*GIVEN EXERCISE 1*: Reproduce the email thread on Apache Beam record timestamps below in full, without any changes.

*SOURCE PASSAGE*:
_ _ _ _ _
Yes, that would be fine.

The user could then use a ParDo which outputs to a DLQ for things it can't
parse the timestamp for and use outputWithTimestamp[1] for everything else.

1:
https://beam.apache.org/releases/javadoc/2.7.0/org/apache/beam/sdk/transforms/DoFn.WindowedContext.html#outputWithTimestamp-org.apache.beam.sdk.values.TupleTag-T-org.joda.time.Instant-

On Wed, Oct 24, 2018 at 1:21 PM Raghu Angadi <[email protected]> wrote:

> Thanks. So returning  min timestamp is OK, right (assuming application
> fine is with what it means)?
>
> On Wed, Oct 24, 2018 at 1:17 PM Lukasz Cwik <[email protected]> wrote:
>
>> All records in Apache Beam have a timestamp. The default timestamp is the
>> min timestamp defined here:
>> https://github.com/apache/beam/blob/279a05604b83a54e8e5a79e13d8761f94841f326/sdks/java/core/src/main/java/org/apache/beam/sdk/transforms/windowing/BoundedWindow.java#L48
>>
>>
>> On Wed, Oct 24, 2018 at 12:51 PM Raghu Angadi <[email protected]> wrote:
>>
>>>
>>>
>>> On Wed, Oct 24, 2018 at 12:33 PM Lukasz Cwik <[email protected]> wrote:
>>>
>>>> You would have to return min timestamp for all records otherwise the
>>>> watermark may have advanced and you would be outputting records that are
>>>> droppably late.
>>>>
>>>
>>> That would be fine I guess. What’s the timestamp for a record that
>>> doesn’t have one?
_ _ _ _ _
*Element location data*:
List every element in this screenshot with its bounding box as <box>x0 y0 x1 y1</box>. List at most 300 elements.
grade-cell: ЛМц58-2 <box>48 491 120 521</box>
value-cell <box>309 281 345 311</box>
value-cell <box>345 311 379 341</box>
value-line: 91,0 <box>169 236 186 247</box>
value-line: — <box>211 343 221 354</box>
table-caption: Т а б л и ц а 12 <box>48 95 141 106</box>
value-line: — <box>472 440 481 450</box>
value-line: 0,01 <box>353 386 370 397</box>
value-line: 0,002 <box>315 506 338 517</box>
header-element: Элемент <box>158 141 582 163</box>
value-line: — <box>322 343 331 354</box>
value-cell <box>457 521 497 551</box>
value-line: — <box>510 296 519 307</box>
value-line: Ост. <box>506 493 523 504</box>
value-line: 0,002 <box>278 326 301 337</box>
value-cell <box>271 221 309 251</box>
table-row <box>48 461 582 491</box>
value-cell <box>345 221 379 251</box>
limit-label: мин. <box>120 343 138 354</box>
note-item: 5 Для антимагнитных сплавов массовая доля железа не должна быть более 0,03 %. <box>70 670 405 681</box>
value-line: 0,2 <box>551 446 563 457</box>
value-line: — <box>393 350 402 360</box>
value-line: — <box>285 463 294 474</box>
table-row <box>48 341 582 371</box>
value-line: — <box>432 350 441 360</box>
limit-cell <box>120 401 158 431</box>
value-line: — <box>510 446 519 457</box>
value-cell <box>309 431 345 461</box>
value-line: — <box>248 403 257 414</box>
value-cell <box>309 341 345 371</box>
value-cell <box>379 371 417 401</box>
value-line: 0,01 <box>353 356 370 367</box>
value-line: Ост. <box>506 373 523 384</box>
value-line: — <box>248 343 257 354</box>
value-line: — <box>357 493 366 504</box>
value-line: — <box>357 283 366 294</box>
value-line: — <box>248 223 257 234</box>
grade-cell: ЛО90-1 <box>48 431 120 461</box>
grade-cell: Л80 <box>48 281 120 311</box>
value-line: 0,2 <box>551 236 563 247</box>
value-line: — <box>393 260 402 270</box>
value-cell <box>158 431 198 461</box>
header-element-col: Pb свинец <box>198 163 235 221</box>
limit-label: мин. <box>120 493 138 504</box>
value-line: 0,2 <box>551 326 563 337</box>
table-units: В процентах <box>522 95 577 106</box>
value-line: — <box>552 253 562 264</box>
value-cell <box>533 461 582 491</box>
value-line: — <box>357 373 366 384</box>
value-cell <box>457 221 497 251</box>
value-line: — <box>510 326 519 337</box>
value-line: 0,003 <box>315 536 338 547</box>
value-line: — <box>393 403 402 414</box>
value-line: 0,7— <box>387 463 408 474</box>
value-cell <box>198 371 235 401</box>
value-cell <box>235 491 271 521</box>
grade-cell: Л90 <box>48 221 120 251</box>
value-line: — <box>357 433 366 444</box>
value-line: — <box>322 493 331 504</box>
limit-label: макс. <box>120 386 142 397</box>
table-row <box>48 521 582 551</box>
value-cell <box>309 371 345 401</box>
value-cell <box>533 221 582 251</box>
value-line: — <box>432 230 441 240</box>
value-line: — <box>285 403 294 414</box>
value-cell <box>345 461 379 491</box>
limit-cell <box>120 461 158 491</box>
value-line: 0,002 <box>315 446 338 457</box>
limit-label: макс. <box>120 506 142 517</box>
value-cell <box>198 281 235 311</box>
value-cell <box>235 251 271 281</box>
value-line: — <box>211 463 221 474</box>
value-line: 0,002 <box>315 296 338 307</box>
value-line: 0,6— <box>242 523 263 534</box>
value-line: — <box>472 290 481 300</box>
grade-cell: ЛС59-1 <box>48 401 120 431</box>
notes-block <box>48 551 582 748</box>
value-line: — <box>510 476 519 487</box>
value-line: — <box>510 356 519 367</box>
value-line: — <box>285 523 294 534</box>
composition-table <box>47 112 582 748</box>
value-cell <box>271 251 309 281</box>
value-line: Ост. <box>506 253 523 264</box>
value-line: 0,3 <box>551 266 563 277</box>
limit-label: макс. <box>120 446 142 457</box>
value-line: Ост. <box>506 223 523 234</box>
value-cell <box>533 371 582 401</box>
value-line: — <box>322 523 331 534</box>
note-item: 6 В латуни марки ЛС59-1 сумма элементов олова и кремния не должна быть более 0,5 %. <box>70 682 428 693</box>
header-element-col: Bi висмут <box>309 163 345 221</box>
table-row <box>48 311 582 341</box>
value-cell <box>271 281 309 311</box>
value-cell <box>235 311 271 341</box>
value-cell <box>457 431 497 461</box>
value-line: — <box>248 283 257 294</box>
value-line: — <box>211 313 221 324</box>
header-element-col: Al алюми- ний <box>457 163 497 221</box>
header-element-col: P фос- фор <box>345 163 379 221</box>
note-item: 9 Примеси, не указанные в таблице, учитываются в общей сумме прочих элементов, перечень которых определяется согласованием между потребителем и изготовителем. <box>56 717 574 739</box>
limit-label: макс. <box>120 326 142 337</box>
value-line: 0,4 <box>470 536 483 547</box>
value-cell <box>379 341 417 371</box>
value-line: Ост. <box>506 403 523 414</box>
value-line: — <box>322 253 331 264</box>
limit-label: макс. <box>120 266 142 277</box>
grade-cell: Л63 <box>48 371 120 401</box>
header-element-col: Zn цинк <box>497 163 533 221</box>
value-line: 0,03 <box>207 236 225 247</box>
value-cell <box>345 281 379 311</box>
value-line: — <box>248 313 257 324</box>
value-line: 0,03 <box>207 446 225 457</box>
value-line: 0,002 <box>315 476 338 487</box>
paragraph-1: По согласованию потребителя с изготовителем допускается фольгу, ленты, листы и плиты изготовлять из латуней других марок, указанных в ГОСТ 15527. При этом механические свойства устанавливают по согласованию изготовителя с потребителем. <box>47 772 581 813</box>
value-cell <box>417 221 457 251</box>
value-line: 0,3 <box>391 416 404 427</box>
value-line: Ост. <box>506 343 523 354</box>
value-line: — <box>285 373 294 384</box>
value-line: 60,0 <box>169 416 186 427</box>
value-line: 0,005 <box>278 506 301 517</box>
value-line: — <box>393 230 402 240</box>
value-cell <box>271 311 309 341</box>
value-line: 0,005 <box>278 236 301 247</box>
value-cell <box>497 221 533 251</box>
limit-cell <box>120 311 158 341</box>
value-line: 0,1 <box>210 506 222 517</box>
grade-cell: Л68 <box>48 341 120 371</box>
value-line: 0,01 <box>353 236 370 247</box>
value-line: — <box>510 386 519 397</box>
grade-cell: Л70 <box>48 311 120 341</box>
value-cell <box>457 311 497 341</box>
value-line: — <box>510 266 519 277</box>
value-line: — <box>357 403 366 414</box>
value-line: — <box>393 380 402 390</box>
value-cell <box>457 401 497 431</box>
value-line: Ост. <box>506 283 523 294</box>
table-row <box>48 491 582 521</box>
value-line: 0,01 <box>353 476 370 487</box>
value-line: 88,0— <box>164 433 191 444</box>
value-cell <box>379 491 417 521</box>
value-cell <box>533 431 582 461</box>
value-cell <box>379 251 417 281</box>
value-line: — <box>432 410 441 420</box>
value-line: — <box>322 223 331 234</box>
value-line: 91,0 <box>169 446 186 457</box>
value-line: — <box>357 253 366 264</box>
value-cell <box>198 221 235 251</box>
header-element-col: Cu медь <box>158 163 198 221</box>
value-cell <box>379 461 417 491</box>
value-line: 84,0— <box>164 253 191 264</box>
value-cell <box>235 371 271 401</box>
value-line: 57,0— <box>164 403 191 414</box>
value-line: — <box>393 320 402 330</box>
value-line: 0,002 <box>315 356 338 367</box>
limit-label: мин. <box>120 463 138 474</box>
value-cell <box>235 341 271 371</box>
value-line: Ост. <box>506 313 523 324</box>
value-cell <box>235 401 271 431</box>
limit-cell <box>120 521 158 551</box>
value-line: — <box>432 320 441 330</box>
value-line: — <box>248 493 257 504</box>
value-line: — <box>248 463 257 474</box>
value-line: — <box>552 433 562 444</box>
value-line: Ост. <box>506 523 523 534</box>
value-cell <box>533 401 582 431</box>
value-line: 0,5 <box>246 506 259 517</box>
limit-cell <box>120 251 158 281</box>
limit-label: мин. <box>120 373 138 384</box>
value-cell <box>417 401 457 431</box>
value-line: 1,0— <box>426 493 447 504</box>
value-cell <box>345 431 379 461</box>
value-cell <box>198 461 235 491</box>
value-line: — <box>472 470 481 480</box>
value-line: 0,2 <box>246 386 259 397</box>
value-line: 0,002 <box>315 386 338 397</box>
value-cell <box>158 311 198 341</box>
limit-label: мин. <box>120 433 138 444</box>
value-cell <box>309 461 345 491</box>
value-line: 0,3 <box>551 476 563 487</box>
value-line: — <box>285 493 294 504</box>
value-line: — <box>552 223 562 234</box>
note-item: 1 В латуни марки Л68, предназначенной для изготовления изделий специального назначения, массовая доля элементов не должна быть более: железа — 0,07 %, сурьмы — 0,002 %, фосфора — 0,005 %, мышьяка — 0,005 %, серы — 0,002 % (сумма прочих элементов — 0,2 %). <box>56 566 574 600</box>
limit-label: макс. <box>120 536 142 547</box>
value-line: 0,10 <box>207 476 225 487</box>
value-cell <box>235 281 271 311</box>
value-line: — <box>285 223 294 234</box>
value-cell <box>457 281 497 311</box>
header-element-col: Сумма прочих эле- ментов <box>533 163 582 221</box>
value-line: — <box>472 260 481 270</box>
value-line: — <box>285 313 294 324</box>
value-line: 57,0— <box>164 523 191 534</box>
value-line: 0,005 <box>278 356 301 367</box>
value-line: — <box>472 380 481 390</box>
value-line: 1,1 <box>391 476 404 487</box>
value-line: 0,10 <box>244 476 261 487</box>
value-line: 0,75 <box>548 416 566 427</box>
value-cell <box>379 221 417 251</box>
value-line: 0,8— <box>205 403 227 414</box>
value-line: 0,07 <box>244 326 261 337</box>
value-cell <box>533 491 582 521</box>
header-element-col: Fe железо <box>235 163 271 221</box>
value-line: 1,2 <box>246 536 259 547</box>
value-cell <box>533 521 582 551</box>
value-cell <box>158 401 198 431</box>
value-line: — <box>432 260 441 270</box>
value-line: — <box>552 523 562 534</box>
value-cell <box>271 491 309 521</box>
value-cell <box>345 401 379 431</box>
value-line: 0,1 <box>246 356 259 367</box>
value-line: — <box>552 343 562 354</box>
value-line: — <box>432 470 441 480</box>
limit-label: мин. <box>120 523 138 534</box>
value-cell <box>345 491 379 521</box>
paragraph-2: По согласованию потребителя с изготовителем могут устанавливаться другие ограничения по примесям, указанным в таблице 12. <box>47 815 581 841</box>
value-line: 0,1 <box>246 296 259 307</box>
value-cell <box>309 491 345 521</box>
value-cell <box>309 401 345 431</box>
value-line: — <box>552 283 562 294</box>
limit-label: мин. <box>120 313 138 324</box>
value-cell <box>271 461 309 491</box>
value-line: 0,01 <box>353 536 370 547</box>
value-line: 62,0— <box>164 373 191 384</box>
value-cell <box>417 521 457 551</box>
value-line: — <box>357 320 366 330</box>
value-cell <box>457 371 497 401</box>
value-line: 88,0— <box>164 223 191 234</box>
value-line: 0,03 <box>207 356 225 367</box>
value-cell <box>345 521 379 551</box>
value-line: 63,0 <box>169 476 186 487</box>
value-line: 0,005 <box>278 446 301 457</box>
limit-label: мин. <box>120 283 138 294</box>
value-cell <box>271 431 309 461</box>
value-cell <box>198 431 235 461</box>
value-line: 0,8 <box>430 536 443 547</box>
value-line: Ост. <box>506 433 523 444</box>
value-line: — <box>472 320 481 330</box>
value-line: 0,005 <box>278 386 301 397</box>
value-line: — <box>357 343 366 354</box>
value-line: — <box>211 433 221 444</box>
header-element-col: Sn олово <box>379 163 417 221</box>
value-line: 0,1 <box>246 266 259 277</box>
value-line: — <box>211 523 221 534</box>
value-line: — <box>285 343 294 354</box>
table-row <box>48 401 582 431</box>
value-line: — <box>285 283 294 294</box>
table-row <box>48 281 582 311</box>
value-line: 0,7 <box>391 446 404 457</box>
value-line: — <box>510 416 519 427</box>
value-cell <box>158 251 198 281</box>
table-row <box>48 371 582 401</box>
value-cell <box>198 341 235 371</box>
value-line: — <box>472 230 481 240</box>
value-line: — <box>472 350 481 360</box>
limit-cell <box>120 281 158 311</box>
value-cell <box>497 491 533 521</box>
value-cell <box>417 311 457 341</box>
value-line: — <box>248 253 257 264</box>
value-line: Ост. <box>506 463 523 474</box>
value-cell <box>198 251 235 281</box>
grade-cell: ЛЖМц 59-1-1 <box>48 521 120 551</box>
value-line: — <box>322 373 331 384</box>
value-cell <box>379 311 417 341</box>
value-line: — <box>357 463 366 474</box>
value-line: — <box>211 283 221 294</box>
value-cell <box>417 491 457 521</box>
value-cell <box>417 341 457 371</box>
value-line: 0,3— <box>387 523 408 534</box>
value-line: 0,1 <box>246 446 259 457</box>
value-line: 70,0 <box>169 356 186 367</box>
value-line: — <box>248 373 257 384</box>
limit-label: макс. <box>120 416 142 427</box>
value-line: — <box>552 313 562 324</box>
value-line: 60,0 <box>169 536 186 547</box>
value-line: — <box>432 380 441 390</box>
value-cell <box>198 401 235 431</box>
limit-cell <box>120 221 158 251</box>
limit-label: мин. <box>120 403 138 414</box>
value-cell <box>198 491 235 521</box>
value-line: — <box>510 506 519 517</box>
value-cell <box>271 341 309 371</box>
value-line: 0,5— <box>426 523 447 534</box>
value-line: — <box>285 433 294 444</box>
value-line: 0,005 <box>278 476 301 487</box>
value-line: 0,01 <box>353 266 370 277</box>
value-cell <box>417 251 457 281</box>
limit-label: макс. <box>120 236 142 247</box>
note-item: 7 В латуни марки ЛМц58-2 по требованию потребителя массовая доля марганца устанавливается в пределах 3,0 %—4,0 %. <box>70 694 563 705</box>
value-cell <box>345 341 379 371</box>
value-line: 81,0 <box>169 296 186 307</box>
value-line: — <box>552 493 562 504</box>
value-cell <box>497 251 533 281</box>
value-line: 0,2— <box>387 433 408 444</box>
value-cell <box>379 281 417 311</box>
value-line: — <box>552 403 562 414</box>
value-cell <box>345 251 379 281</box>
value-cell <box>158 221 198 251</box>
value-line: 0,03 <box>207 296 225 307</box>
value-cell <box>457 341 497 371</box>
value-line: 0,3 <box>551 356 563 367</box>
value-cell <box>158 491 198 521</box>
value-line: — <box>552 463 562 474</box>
_ _ _ _ _
*GIVEN EXERCISE 2*: Extract every line from the rows above that contains the string "grade", treating uppercase and lowercase as different.

*CORRECT RESULT 1*:
Yes, that would be fine.

The user could then use a ParDo which outputs to a DLQ for things it can't
parse the timestamp for and use outputWithTimestamp[1] for everything else.

1:
https://beam.apache.org/releases/javadoc/2.7.0/org/apache/beam/sdk/transforms/DoFn.WindowedContext.html#outputWithTimestamp-org.apache.beam.sdk.values.TupleTag-T-org.joda.time.Instant-

On Wed, Oct 24, 2018 at 1:21 PM Raghu Angadi <[email protected]> wrote:

> Thanks. So returning  min timestamp is OK, right (assuming application
> fine is with what it means)?
>
> On Wed, Oct 24, 2018 at 1:17 PM Lukasz Cwik <[email protected]> wrote:
>
>> All records in Apache Beam have a timestamp. The default timestamp is the
>> min timestamp defined here:
>> https://github.com/apache/beam/blob/279a05604b83a54e8e5a79e13d8761f94841f326/sdks/java/core/src/main/java/org/apache/beam/sdk/transforms/windowing/BoundedWindow.java#L48
>>
>>
>> On Wed, Oct 24, 2018 at 12:51 PM Raghu Angadi <[email protected]> wrote:
>>
>>>
>>>
>>> On Wed, Oct 24, 2018 at 12:33 PM Lukasz Cwik <[email protected]> wrote:
>>>
>>>> You would have to return min timestamp for all records otherwise the
>>>> watermark may have advanced and you would be outputting records that are
>>>> droppably late.
>>>>
>>>
>>> That would be fine I guess. What’s the timestamp for a record that
>>> doesn’t have one?

*CORRECT RESULT 2*:
grade-cell: ЛМц58-2 <box>48 491 120 521</box>
grade-cell: ЛО90-1 <box>48 431 120 461</box>
grade-cell: Л80 <box>48 281 120 311</box>
grade-cell: Л90 <box>48 221 120 251</box>
grade-cell: ЛС59-1 <box>48 401 120 431</box>
grade-cell: Л63 <box>48 371 120 401</box>
grade-cell: Л68 <box>48 341 120 371</box>
grade-cell: Л70 <box>48 311 120 341</box>
grade-cell: ЛЖМц 59-1-1 <box>48 521 120 551</box>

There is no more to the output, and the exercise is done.